▶ [WHAT IS EXPECTED]: Write the next part of the financial passage about the Company's cash and accounts receivable, starting after its final sentence.

▶ [QUOTED TEXT]:
'''

As of June 30, 2019, the Company had cash of $2,791,829 compared to $2,055,948 at the same date in 2018. As of December 31, 2018, the Company had cash of $6,141,210. The decrease in cash from December 31, 2018, was primarily due to the paydown of the holiday advance on the Credit Agreement and lease merchandise acquired.

 

As of June 30, 2019, the Company had accounts receivable of $17,049,965 offset by an allowance for doubtful accounts of $10,152,544, resulting in net accounts receivable of $6,897,421. Accounts receivable are principally comprised of lease payments owed to the Company. An allowance for doubtful accounts is estimated based upon historical collection and delinquency percentages.

'''

▶ [EXCERPTED RECORDS]:
'''

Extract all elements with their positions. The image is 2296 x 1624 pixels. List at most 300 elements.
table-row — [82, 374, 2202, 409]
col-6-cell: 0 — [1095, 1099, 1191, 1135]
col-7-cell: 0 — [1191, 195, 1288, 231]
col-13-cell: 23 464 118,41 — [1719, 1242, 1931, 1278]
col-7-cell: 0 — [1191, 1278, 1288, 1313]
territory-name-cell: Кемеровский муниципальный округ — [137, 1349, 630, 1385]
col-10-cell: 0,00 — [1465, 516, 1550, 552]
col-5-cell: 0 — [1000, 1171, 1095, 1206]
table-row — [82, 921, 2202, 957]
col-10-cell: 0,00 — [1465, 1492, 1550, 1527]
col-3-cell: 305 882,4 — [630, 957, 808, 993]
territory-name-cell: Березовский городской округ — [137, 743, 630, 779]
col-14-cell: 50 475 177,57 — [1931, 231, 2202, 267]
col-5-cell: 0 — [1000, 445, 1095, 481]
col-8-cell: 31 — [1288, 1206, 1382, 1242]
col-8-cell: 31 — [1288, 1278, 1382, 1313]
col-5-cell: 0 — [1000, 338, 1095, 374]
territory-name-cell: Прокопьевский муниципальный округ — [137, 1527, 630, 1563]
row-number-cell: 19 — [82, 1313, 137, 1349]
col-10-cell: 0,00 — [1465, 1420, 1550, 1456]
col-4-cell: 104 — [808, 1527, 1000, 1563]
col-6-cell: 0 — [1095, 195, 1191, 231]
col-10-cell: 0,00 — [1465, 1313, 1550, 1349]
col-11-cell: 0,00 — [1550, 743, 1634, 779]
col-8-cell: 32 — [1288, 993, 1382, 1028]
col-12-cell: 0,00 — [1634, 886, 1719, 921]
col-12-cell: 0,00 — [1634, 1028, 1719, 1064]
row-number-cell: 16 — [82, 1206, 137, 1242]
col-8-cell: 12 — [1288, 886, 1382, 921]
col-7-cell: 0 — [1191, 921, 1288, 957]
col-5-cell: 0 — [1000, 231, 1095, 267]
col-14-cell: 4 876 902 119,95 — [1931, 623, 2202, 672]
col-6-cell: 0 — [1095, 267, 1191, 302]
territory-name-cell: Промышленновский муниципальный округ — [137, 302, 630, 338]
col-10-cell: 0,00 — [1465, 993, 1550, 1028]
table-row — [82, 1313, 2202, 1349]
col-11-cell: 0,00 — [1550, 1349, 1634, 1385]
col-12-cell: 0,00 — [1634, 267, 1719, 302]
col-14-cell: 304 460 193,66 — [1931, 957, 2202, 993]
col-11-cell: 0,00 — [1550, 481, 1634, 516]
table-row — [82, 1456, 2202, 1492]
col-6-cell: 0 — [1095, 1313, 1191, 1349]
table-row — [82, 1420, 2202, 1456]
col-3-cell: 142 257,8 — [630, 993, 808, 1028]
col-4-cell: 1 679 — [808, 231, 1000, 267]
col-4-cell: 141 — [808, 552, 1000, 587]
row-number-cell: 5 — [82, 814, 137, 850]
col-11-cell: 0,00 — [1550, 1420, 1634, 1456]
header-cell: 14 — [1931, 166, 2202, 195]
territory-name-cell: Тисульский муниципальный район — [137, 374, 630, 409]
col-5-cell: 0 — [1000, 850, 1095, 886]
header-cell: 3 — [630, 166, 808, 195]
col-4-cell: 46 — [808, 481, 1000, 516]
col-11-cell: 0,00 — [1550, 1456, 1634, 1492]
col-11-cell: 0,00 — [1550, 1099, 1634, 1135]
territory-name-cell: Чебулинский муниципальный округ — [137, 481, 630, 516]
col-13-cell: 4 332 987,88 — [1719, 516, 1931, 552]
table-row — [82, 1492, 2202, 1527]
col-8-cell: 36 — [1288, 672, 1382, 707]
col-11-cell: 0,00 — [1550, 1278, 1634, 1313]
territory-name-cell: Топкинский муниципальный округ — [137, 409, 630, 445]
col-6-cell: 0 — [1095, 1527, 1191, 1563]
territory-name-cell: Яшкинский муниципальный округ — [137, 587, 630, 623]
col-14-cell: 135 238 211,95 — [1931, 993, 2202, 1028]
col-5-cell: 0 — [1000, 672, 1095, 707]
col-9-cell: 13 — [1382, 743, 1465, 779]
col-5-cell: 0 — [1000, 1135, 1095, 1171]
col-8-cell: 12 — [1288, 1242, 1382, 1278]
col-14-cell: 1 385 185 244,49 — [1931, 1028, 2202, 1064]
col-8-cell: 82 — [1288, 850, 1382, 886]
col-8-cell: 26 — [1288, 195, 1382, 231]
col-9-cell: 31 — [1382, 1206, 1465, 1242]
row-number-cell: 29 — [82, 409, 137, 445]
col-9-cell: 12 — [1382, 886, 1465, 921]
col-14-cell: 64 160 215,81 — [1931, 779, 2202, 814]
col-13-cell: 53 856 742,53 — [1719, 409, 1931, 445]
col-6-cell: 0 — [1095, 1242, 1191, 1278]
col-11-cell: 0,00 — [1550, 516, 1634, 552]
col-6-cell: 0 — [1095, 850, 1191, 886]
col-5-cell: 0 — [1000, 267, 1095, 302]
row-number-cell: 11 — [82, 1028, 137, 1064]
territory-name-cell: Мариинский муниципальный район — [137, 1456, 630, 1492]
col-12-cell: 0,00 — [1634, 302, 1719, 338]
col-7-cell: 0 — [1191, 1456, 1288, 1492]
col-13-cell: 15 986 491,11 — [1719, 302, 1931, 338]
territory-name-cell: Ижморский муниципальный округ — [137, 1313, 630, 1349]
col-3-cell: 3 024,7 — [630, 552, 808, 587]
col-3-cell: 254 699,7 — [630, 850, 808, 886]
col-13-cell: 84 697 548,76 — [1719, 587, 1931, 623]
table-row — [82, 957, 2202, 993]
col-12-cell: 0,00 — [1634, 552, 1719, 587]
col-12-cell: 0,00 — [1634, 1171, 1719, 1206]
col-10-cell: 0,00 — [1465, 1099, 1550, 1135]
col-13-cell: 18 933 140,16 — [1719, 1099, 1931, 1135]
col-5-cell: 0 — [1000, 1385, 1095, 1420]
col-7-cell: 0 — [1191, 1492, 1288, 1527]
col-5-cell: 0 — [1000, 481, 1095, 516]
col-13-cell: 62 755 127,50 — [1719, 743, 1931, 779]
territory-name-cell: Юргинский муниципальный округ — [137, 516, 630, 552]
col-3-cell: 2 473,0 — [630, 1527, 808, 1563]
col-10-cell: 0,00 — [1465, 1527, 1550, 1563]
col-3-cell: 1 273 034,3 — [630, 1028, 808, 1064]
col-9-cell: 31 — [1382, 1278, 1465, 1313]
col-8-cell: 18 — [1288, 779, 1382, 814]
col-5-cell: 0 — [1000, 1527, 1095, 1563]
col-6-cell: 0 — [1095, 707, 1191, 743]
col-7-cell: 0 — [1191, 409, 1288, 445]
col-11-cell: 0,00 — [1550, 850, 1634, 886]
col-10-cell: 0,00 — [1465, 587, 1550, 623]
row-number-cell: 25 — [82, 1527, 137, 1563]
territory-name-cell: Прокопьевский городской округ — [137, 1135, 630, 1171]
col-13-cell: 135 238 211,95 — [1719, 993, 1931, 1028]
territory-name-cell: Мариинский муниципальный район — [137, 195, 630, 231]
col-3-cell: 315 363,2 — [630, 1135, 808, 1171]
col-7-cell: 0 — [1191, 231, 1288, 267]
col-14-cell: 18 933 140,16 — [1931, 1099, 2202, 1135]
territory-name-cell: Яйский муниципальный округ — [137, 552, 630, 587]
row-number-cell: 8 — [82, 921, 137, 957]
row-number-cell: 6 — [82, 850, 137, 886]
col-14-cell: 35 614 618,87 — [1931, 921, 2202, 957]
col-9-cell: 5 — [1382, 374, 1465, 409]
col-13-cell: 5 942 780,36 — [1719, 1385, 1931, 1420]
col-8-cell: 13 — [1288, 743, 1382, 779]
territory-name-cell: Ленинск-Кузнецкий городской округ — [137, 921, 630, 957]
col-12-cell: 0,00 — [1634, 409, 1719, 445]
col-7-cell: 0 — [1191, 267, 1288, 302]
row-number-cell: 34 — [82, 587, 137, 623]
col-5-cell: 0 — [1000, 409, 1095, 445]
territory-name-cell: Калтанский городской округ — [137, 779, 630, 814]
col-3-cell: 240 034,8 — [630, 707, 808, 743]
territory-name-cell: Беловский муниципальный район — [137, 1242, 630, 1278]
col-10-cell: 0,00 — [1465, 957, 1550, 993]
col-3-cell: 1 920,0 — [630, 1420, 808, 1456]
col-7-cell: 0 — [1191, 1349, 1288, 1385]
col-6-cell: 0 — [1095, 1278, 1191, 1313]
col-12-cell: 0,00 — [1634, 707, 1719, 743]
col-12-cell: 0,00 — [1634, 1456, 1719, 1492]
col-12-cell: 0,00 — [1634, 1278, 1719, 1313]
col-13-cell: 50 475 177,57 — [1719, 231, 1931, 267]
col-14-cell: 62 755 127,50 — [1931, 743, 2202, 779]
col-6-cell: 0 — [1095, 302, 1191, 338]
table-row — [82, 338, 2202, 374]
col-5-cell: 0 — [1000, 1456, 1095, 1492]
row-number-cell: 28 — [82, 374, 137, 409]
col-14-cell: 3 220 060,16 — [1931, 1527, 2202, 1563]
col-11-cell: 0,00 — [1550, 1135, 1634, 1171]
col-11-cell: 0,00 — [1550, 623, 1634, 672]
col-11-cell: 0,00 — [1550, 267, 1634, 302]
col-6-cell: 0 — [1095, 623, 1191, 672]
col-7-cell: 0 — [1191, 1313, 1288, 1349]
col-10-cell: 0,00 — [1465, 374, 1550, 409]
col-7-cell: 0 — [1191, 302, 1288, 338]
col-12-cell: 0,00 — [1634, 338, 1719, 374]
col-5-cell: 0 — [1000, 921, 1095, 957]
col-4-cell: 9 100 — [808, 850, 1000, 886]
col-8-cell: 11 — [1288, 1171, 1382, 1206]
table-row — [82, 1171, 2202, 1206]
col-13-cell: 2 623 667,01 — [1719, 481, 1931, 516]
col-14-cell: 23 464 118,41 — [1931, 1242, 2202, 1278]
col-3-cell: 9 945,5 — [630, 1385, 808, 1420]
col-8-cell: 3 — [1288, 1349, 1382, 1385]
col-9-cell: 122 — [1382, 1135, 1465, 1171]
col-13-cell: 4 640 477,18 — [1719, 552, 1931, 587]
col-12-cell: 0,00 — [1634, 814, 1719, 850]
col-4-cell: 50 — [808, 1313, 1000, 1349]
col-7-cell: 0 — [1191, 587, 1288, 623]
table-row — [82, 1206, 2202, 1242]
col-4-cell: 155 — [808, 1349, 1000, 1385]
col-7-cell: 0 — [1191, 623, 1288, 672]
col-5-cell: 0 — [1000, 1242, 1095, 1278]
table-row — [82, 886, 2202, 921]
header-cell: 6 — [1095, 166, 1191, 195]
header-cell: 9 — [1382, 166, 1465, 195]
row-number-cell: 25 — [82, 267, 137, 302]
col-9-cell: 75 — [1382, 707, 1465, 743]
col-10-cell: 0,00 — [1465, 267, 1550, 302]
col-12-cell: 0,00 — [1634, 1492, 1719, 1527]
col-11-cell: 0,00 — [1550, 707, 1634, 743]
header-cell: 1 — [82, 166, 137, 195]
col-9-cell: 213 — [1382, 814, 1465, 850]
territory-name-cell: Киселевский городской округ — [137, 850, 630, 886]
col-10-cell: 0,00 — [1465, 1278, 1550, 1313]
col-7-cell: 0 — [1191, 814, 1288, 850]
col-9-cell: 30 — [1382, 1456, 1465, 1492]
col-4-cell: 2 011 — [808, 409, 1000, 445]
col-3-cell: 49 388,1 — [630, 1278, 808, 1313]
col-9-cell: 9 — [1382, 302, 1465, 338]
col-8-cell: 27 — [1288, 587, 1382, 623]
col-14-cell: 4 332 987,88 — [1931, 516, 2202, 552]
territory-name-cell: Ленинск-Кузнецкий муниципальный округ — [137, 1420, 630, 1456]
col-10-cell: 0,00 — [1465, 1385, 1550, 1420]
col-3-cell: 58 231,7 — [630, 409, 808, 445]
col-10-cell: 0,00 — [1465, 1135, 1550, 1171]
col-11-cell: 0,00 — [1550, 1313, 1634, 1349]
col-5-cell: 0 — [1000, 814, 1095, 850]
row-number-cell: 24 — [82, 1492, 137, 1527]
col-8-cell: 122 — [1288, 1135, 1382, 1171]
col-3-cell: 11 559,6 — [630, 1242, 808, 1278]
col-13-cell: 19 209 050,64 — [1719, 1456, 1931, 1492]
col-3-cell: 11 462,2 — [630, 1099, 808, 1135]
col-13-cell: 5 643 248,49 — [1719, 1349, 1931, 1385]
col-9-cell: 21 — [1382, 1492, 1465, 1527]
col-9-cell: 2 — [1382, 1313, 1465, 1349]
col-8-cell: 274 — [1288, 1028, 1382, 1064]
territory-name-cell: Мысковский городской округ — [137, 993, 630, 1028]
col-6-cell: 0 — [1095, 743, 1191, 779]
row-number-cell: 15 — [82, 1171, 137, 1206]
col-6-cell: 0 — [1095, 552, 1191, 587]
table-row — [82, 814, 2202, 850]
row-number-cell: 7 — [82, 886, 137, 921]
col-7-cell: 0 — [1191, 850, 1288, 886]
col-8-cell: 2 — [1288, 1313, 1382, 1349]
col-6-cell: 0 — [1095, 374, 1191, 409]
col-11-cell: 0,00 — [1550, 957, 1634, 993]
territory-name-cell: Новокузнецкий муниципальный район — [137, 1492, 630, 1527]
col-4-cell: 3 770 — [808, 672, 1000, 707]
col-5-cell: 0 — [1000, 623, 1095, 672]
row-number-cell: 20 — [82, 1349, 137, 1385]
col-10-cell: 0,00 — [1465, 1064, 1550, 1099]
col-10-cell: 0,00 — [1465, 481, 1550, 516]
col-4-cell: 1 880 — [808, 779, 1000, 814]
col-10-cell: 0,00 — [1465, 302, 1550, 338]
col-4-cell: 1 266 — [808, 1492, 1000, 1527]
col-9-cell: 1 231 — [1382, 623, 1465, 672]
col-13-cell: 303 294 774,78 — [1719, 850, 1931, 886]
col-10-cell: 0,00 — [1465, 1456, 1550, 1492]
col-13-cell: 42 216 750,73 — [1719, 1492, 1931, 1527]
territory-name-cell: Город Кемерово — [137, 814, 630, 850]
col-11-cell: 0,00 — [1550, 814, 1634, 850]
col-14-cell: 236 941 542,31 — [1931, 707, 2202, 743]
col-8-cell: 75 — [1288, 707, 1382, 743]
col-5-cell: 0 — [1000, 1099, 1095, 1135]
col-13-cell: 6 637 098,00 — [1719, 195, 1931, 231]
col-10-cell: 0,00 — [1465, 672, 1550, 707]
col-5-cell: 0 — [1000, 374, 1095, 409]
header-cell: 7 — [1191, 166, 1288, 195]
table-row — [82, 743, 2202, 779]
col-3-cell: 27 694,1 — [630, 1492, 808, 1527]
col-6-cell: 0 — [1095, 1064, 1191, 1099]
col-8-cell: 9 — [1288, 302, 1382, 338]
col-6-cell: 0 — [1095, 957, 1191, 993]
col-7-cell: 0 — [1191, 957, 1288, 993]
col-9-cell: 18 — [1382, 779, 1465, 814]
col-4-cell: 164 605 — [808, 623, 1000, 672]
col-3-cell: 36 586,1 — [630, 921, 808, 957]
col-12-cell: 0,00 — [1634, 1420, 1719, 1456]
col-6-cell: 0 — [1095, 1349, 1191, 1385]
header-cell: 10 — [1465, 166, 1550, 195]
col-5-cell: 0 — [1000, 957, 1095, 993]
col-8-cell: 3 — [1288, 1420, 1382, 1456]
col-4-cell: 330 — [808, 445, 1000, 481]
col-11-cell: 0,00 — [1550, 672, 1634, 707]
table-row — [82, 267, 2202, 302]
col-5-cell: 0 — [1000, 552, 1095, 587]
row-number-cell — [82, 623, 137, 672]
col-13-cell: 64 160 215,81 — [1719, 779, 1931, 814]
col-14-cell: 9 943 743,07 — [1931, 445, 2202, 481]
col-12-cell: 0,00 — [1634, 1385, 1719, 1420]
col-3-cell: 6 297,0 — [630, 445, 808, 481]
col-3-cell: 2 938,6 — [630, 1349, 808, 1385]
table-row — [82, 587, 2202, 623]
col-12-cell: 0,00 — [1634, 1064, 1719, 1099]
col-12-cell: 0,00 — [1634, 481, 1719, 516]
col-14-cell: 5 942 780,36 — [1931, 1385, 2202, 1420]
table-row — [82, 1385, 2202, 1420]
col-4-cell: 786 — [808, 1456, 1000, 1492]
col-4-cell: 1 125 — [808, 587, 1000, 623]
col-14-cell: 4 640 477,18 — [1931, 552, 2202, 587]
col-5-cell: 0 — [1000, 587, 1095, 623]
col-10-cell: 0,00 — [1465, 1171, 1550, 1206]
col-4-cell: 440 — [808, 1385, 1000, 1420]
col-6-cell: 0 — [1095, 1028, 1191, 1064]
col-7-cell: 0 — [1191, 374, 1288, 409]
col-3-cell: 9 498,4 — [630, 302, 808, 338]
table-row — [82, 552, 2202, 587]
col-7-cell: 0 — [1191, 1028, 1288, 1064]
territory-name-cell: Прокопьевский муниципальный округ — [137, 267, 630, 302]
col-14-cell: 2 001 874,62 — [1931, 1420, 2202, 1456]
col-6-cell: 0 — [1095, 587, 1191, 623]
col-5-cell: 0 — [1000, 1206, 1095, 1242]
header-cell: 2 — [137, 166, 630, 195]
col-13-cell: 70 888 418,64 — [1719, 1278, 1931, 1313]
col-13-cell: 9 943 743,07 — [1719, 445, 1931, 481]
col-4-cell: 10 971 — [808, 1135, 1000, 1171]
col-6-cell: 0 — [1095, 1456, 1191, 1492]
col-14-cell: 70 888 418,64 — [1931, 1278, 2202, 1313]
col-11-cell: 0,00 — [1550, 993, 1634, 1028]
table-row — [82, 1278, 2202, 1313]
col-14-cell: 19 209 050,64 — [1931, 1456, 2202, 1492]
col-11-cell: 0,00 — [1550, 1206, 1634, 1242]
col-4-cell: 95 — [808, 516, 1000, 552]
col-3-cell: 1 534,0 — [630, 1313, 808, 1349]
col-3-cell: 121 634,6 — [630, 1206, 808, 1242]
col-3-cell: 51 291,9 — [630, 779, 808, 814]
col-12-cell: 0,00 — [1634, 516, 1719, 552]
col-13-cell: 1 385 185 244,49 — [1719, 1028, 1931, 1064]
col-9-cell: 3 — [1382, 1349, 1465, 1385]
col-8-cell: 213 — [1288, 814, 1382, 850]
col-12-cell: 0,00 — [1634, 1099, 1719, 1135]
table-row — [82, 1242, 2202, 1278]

'''

▶ [OUTPUT OF THE EXERCISE]:
Recent Financing Activity

 

On September 28, 2018, the Company completed an offering of 10,000,000 units (the “Offering”) issued at a price of $1.00 per unit, each unit consisting of one share of the Company’s common stock and one-half (1/2) of one warrant, each whole warrant exercisable for one share of common stock at an exercise price of $1.25 per warrant. In addition, in connection with the closing of the Offering, the underwriter in the Offering partially exercised its over-allotment option under the underwriting agreement relating to the Offering by electing to purchase warrants exercisable for 750,000 shares of common stock having the same terms as the warrants sold in the Offering. The common stock and warrants included in the units sold in the Offering were immediately separable and issued separately. Net proceeds for the Offering were approximately $9.2 million, after deducting underwriting discounts and commissions and other offering expenses, of which amount the Company used approximately $2.7 million to repay indebtedness owing under the Credit Agreement. As a result of the Offering, pursuant to anti-dilution provisions, the conversion price of Series 2 Convertible Preferred Stock decreased from $8.10 per share of common stock to $2.92.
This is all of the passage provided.